▸ **TEXT PROVIDED**
Sentinel-1 L2 OCN Zarr Product Exploration
Explore how to open, visualise and use Sentinel-1 OCN products in EOPF Zarr format

Sentinel-1 L2 OCN Zarr Product Exploration¶
Table of Contents¶
- Introduction
- Import modules
- Load and filter the data
- Examples of product usage
- Ocean Wind Field (OWI)
- Wind speed
- Wind direction
- Wind field in geographic projection
- Ocean Swell Wave (OSW)
- Normalized Radar Cross Section (NRCS) averaged on OSW grid
- Significant wave height
- Dominant Wave Length
- Swell wave field in geographic projection
- Swell Spectrum in polar coordinates
- Ocean Radial Velocity (RVL)
- Radial velocity in geographic projection
Introduction¶
In this notebook we will show examples of L2 OCN products and plotting examples with Xarray.
Import Modules¶
import xarray as xr
import matplotlib.pyplot as plt
import numpy as np
Load and filter the data¶
s3_link = "https://objectstore.eodc.eu:2222/e05ab01a9d56408d82ac32d69a5aae2a:sample-data/tutorial_data/cpm_v253/S1A_S5_OCN__2SDV_20230315T185328_20230315T185357_047658_05B968_C2AE.zarr"
datatree = xr.open_datatree(s3_link, engine="zarr")
osw = datatree["osw"]
owi = datatree["owi"]
rvl = datatree["rvl"]
Examples of product usage¶
Ocean Wind Field (OWI)¶
open data
owi = owi["S01SS5OCN_20230315T185328_0029_A272_C2AE_05B968_VV"]
Access the polarisation group or variable within the OWI group
polarisation = owi.conditions["polarisation"]
polarisation
Wind speed¶
_, ax = plt.subplots(nrows=1, ncols=2, figsize=(16, 8))
owi.measurements.wind_speed.plot(ax=ax[0])
polarisation_index = 0
owi.conditions.nrcs[..., polarisation_index].plot(ax=ax[1], vmax=0.04)
ax[0].set_title("Wind speed from copolarised channel")
ax[1].set_title(
f"NRCS [m^2/m^2] averaged on OWI grid (polarisation: {polarisation.attrs['flag_meanings'].split()[polarisation_index]})"
)
plt.show()

▸ **TASK PROMPT**
Reproduce verbatim the portion of the Sentinel-1 OCN notebook text from "Sentinel-1 L2 OCN Zarr Product Exploration¶" up to and including "- Ocean Wind Field (OWI)".

▸ **ENTRIES PROVIDED**

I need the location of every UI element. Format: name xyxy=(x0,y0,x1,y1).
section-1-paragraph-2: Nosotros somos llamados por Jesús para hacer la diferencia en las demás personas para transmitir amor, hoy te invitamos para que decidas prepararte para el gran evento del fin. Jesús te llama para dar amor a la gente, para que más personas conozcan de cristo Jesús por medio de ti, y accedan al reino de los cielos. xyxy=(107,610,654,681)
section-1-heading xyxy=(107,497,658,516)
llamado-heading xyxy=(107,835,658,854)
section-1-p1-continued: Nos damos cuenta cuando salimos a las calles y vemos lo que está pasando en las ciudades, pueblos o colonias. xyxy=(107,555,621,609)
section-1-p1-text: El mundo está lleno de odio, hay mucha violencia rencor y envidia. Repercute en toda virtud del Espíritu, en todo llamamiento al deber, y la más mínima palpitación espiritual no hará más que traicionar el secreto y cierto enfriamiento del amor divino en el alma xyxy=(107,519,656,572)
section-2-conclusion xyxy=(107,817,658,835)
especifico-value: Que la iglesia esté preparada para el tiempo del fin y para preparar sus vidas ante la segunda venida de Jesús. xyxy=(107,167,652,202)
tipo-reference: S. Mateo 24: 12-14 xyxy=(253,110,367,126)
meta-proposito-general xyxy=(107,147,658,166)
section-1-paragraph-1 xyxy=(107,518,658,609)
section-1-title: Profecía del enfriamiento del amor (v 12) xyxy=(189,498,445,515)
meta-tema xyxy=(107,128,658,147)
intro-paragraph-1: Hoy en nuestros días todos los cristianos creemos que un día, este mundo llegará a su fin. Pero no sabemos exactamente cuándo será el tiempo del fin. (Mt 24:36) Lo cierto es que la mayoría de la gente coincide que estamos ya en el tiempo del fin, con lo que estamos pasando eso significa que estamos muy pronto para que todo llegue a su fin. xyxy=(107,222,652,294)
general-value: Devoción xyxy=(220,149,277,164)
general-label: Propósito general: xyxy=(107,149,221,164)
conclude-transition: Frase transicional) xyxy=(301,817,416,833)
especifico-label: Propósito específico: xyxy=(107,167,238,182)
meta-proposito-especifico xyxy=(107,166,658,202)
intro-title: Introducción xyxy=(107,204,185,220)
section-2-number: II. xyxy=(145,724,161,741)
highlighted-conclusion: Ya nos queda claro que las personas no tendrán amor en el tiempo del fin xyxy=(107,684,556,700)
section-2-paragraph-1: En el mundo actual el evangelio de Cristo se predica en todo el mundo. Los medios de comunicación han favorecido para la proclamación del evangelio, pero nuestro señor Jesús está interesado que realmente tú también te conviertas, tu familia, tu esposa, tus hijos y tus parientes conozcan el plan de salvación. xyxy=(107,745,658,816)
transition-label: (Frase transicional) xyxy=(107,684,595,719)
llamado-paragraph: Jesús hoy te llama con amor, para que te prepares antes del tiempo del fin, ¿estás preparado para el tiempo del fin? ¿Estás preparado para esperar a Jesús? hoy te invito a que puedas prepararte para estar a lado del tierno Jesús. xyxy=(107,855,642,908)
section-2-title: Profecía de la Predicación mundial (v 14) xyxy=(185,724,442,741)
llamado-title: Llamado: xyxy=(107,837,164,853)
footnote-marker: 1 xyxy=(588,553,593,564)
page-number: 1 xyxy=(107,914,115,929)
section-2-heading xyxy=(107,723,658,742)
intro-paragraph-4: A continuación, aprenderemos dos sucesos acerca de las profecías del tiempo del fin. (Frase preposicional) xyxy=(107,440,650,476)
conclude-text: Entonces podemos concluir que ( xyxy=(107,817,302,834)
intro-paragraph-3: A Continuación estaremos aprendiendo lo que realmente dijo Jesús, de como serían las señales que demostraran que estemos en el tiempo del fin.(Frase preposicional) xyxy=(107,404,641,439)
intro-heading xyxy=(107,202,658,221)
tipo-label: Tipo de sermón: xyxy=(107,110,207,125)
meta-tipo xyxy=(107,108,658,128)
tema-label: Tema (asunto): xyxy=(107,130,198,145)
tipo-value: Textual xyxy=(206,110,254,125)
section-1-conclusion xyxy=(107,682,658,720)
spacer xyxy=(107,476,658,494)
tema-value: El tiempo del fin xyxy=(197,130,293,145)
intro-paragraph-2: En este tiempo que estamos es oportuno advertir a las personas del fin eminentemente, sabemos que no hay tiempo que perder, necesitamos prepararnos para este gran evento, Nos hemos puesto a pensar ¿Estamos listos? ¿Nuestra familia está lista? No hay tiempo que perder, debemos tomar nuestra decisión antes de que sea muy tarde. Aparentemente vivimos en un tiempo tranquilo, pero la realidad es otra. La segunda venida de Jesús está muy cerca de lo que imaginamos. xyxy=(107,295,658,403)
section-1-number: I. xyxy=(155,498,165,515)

▸ **EXERCISE ANSWER**
Sentinel-1 L2 OCN Zarr Product Exploration¶
Table of Contents¶
- Introduction
- Import modules
- Load and filter the data
- Examples of product usage
- Ocean Wind Field (OWI)